§ **DATA**
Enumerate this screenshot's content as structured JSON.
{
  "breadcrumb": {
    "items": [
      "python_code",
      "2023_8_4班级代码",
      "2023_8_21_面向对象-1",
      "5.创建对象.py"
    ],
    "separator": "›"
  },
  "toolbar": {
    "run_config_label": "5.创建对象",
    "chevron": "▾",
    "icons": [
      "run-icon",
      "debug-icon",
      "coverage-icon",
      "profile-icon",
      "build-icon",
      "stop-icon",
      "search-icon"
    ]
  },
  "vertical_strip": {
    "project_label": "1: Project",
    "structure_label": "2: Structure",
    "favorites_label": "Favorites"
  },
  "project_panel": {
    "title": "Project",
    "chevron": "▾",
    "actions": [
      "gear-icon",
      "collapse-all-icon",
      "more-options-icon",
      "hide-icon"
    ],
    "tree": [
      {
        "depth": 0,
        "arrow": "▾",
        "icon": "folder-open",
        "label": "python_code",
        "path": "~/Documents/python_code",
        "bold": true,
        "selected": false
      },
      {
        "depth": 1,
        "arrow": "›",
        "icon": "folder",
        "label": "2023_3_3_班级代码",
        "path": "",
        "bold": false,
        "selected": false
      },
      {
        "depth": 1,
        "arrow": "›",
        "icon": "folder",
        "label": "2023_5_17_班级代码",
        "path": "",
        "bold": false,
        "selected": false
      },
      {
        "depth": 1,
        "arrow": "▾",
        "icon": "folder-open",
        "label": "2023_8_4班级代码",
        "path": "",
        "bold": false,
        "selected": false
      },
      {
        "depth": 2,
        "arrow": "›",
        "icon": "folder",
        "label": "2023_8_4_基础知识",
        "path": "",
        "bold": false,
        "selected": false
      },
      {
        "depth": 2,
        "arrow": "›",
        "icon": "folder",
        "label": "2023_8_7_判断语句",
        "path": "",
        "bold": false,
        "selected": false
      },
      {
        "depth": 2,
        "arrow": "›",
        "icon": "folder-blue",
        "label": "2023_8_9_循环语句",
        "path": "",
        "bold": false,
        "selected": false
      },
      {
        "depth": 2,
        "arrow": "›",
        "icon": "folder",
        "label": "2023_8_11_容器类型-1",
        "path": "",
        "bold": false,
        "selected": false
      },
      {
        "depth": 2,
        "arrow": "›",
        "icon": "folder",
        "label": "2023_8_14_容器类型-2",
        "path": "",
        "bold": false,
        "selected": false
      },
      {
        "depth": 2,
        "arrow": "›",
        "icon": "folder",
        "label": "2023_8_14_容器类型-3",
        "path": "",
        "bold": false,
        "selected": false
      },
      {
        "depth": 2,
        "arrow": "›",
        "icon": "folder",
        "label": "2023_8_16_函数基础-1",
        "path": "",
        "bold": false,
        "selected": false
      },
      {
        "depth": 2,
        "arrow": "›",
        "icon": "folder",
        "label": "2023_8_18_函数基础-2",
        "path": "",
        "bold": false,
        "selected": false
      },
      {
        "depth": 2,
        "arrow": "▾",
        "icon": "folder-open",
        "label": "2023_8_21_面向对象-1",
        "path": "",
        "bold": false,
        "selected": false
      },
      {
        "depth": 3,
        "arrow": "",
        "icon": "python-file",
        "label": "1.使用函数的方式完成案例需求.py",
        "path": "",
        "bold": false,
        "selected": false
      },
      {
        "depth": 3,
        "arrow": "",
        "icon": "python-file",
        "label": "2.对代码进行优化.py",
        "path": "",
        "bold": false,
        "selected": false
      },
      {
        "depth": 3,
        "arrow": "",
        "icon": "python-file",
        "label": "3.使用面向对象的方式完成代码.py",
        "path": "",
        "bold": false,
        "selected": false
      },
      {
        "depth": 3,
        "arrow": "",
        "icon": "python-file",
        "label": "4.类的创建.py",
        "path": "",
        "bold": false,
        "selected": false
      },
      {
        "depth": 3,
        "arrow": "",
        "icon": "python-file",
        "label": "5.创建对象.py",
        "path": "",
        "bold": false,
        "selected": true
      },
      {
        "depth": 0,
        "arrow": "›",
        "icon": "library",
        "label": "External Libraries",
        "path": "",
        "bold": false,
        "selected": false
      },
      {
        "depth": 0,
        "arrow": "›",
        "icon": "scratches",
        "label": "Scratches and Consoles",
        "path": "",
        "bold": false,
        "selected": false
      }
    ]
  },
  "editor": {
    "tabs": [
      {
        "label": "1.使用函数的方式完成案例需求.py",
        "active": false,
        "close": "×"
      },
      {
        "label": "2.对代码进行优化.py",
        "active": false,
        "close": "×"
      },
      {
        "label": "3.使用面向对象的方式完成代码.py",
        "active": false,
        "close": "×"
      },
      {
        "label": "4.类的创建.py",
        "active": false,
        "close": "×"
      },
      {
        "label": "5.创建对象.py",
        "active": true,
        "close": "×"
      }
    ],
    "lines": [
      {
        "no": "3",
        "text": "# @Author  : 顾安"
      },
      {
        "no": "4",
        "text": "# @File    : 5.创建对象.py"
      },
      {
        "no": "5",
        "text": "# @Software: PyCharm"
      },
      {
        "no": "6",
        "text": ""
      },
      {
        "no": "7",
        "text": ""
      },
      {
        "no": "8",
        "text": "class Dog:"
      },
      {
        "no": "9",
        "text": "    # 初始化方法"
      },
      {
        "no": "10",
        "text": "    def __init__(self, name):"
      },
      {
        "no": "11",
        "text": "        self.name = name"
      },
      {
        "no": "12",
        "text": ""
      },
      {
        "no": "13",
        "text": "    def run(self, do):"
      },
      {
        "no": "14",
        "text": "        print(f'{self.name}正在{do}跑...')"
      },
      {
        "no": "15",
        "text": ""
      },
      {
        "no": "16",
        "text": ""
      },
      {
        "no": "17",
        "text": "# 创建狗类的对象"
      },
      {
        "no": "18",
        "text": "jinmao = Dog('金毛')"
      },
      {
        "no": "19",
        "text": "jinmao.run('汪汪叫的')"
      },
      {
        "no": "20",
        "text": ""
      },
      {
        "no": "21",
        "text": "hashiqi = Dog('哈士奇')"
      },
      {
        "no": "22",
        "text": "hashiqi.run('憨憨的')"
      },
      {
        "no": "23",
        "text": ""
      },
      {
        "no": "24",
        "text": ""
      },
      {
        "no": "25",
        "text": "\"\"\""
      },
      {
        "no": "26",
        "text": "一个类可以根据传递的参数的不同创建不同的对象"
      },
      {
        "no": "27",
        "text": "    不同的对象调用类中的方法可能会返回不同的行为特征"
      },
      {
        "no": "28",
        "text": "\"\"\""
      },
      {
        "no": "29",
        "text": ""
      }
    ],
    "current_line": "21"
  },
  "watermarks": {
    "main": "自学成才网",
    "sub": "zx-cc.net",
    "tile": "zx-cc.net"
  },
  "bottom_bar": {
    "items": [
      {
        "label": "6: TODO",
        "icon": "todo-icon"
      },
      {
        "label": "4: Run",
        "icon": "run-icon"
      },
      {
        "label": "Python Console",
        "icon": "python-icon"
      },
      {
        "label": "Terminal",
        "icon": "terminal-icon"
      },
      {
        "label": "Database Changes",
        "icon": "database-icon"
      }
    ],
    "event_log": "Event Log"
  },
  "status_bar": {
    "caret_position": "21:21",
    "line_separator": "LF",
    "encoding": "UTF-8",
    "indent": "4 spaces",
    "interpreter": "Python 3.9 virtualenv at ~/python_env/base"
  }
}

§ **TASK TO CARRY OUT**
Repeat the listing exactly, from its first line to its last.

§ **REPLY**
Enumerate this screenshot's content as structured JSON.
{
  "breadcrumb": {
    "items": [
      "python_code",
      "2023_8_4班级代码",
      "2023_8_21_面向对象-1",
      "5.创建对象.py"
    ],
    "separator": "›"
  },
  "toolbar": {
    "run_config_label": "5.创建对象",
    "chevron": "▾",
    "icons": [
      "run-icon",
      "debug-icon",
      "coverage-icon",
      "profile-icon",
      "build-icon",
      "stop-icon",
      "search-icon"
    ]
  },
  "vertical_strip": {
    "project_label": "1: Project",
    "structure_label": "2: Structure",
    "favorites_label": "Favorites"
  },
  "project_panel": {
    "title": "Project",
    "chevron": "▾",
    "actions": [
      "gear-icon",
      "collapse-all-icon",
      "more-options-icon",
      "hide-icon"
    ],
    "tree": [
      {
        "depth": 0,
        "arrow": "▾",
        "icon": "folder-open",
        "label": "python_code",
        "path": "~/Documents/python_code",
        "bold": true,
        "selected": false
      },
      {
        "depth": 1,
        "arrow": "›",
        "icon": "folder",
        "label": "2023_3_3_班级代码",
        "path": "",
        "bold": false,
        "selected": false
      },
      {
        "depth": 1,
        "arrow": "›",
        "icon": "folder",
        "label": "2023_5_17_班级代码",
        "path": "",
        "bold": false,
        "selected": false
      },
      {
        "depth": 1,
        "arrow": "▾",
        "icon": "folder-open",
        "label": "2023_8_4班级代码",
        "path": "",
        "bold": false,
        "selected": false
      },
      {
        "depth": 2,
        "arrow": "›",
        "icon": "folder",
        "label": "2023_8_4_基础知识",
        "path": "",
        "bold": false,
        "selected": false
      },
      {
        "depth": 2,
        "arrow": "›",
        "icon": "folder",
        "label": "2023_8_7_判断语句",
        "path": "",
        "bold": false,
        "selected": false
      },
      {
        "depth": 2,
        "arrow": "›",
        "icon": "folder-blue",
        "label": "2023_8_9_循环语句",
        "path": "",
        "bold": false,
        "selected": false
      },
      {
        "depth": 2,
        "arrow": "›",
        "icon": "folder",
        "label": "2023_8_11_容器类型-1",
        "path": "",
        "bold": false,
        "selected": false
      },
      {
        "depth": 2,
        "arrow": "›",
        "icon": "folder",
        "label": "2023_8_14_容器类型-2",
        "path": "",
        "bold": false,
        "selected": false
      },
      {
        "depth": 2,
        "arrow": "›",
        "icon": "folder",
        "label": "2023_8_14_容器类型-3",
        "path": "",
        "bold": false,
        "selected": false
      },
      {
        "depth": 2,
        "arrow": "›",
        "icon": "folder",
        "label": "2023_8_16_函数基础-1",
        "path": "",
        "bold": false,
        "selected": false
      },
      {
        "depth": 2,
        "arrow": "›",
        "icon": "folder",
        "label": "2023_8_18_函数基础-2",
        "path": "",
        "bold": false,
        "selected": false
      },
      {
        "depth": 2,
        "arrow": "▾",
        "icon": "folder-open",
        "label": "2023_8_21_面向对象-1",
        "path": "",
        "bold": false,
        "selected": false
      },
      {
        "depth": 3,
        "arrow": "",
        "icon": "python-file",
        "label": "1.使用函数的方式完成案例需求.py",
        "path": "",
        "bold": false,
        "selected": false
      },
      {
        "depth": 3,
        "arrow": "",
        "icon": "python-file",
        "label": "2.对代码进行优化.py",
        "path": "",
        "bold": false,
        "selected": false
      },
      {
        "depth": 3,
        "arrow": "",
        "icon": "python-file",
        "label": "3.使用面向对象的方式完成代码.py",
        "path": "",
        "bold": false,
        "selected": false
      },
      {
        "depth": 3,
        "arrow": "",
        "icon": "python-file",
        "label": "4.类的创建.py",
        "path": "",
        "bold": false,
        "selected": false
      },
      {
        "depth": 3,
        "arrow": "",
        "icon": "python-file",
        "label": "5.创建对象.py",
        "path": "",
        "bold": false,
        "selected": true
      },
      {
        "depth": 0,
        "arrow": "›",
        "icon": "library",
        "label": "External Libraries",
        "path": "",
        "bold": false,
        "selected": false
      },
      {
        "depth": 0,
        "arrow": "›",
        "icon": "scratches",
        "label": "Scratches and Consoles",
        "path": "",
        "bold": false,
        "selected": false
      }
    ]
  },
  "editor": {
    "tabs": [
      {
        "label": "1.使用函数的方式完成案例需求.py",
        "active": false,
        "close": "×"
      },
      {
        "label": "2.对代码进行优化.py",
        "active": false,
        "close": "×"
      },
      {
        "label": "3.使用面向对象的方式完成代码.py",
        "active": false,
        "close": "×"
      },
      {
        "label": "4.类的创建.py",
        "active": false,
        "close": "×"
      },
      {
        "label": "5.创建对象.py",
        "active": true,
        "close": "×"
      }
    ],
    "lines": [
      {
        "no": "3",
        "text": "# @Author  : 顾安"
      },
      {
        "no": "4",
        "text": "# @File    : 5.创建对象.py"
      },
      {
        "no": "5",
        "text": "# @Software: PyCharm"
      },
      {
        "no": "6",
        "text": ""
      },
      {
        "no": "7",
        "text": ""
      },
      {
        "no": "8",
        "text": "class Dog:"
      },
      {
        "no": "9",
        "text": "    # 初始化方法"
      },
      {
        "no": "10",
        "text": "    def __init__(self, name):"
      },
      {
        "no": "11",
        "text": "        self.name = name"
      },
      {
        "no": "12",
        "text": ""
      },
      {
        "no": "13",
        "text": "    def run(self, do):"
      },
      {
        "no": "14",
        "text": "        print(f'{self.name}正在{do}跑...')"
      },
      {
        "no": "15",
        "text": ""
      },
      {
        "no": "16",
        "text": ""
      },
      {
        "no": "17",
        "text": "# 创建狗类的对象"
      },
      {
        "no": "18",
        "text": "jinmao = Dog('金毛')"
      },
      {
        "no": "19",
        "text": "jinmao.run('汪汪叫的')"
      },
      {
        "no": "20",
        "text": ""
      },
      {
        "no": "21",
        "text": "hashiqi = Dog('哈士奇')"
      },
      {
        "no": "22",
        "text": "hashiqi.run('憨憨的')"
      },
      {
        "no": "23",
        "text": ""
      },
      {
        "no": "24",
        "text": ""
      },
      {
        "no": "25",
        "text": "\"\"\""
      },
      {
        "no": "26",
        "text": "一个类可以根据传递的参数的不同创建不同的对象"
      },
      {
        "no": "27",
        "text": "    不同的对象调用类中的方法可能会返回不同的行为特征"
      },
      {
        "no": "28",
        "text": "\"\"\""
      },
      {
        "no": "29",
        "text": ""
      }
    ],
    "current_line": "21"
  },
  "watermarks": {
    "main": "自学成才网",
    "sub": "zx-cc.net",
    "tile": "zx-cc.net"
  },
  "bottom_bar": {
    "items": [
      {
        "label": "6: TODO",
        "icon": "todo-icon"
      },
      {
        "label": "4: Run",
        "icon": "run-icon"
      },
      {
        "label": "Python Console",
        "icon": "python-icon"
      },
      {
        "label": "Terminal",
        "icon": "terminal-icon"
      },
      {
        "label": "Database Changes",
        "icon": "database-icon"
      }
    ],
    "event_log": "Event Log"
  },
  "status_bar": {
    "caret_position": "21:21",
    "line_separator": "LF",
    "encoding": "UTF-8",
    "indent": "4 spaces",
    "interpreter": "Python 3.9 virtualenv at ~/python_env/base"
  }
}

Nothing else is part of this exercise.